• Your goal: Provide only the number of lines where "очищения" occurs.

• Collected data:
####

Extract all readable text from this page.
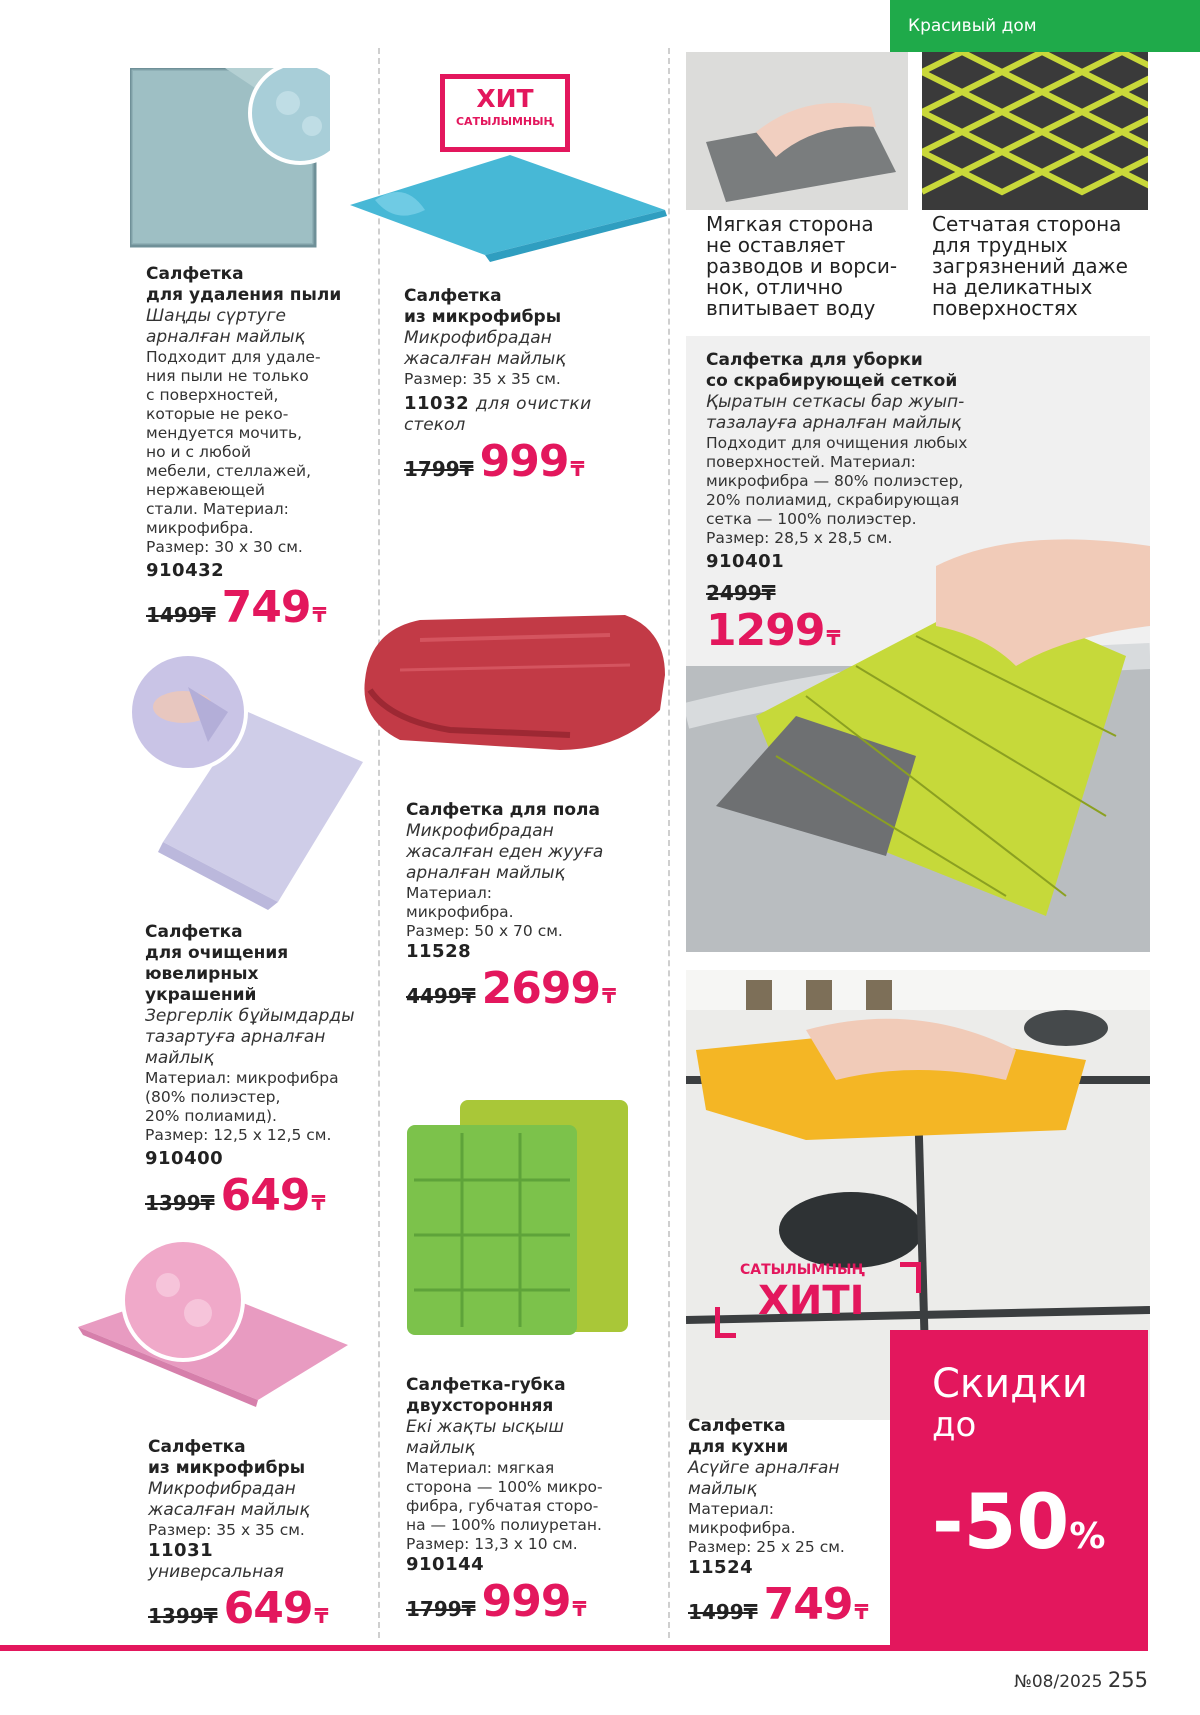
Красивый дом
Салфетка
для удаления пыли
Шаңды сүртуге
арналған майлық
Подходит для удале-
ния пыли не только
с поверхностей,
которые не реко-
мендуется мочить,
но и с любой
мебели, стеллажей,
нержавеющей
стали. Материал:
микрофибра.
Размер: 30 х 30 см.
910432
1499₸ 749 ₸
Салфетка
для очищения
ювелирных
украшений
Зергерлік бұйымдарды
тазартуға арналған
майлық
Материал: микрофибра
(80% полиэстер,
20% полиамид).
Размер: 12,5 х 12,5 см.
910400
1399₸ 649 ₸
Салфетка
из микрофибры
Микрофибрадан
жасалған майлық
Размер: 35 х 35 см.
11031
универсальная
1399₸ 649 ₸
ХИТ
САТЫЛЫМНЫҢ
Салфетка
из микрофибры
Микрофибрадан
жасалған майлық
Размер: 35 х 35 см.
11032 для очистки
стекол
1799₸ 999 ₸
Салфетка для пола
Микрофибрадан
жасалған еден жууға
арналған майлық
Материал:
микрофибра.
Размер: 50 х 70 см.
11528
4499₸ 2699 ₸
Салфетка-губка
двухсторонняя
Екі жақты ысқыш
майлық
Материал: мягкая
сторона — 100% микро-
фибра, губчатая сторо-
на — 100% полиуретан.
Размер: 13,3 х 10 см.
910144
1799₸ 999 ₸
Мягкая сторона
не оставляет
разводов и ворси-
нок, отлично
впитывает воду
Сетчатая сторона
для трудных
загрязнений даже
на деликатных
поверхностях
Салфетка для уборки
со скрабирующей сеткой
Қыратын сеткасы бар жуып-
тазалауға арналған майлық
Подходит для очищения любых
поверхностей. Материал:
микрофибра — 80% полиэстер,
20% полиамид, скрабирующая
сетка — 100% полиэстер.
Размер: 28,5 х 28,5 см.
910401
2499₸
1299 ₸
САТЫЛЫМНЫҢ
ХИТІ
Салфетка
для кухни
Асүйге арналған
майлық
Материал:
микрофибра.
Размер: 25 х 25 см.
11524
1499₸ 749 ₸
Скидки
до
-50%
№08/2025 255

####

• Task result: 2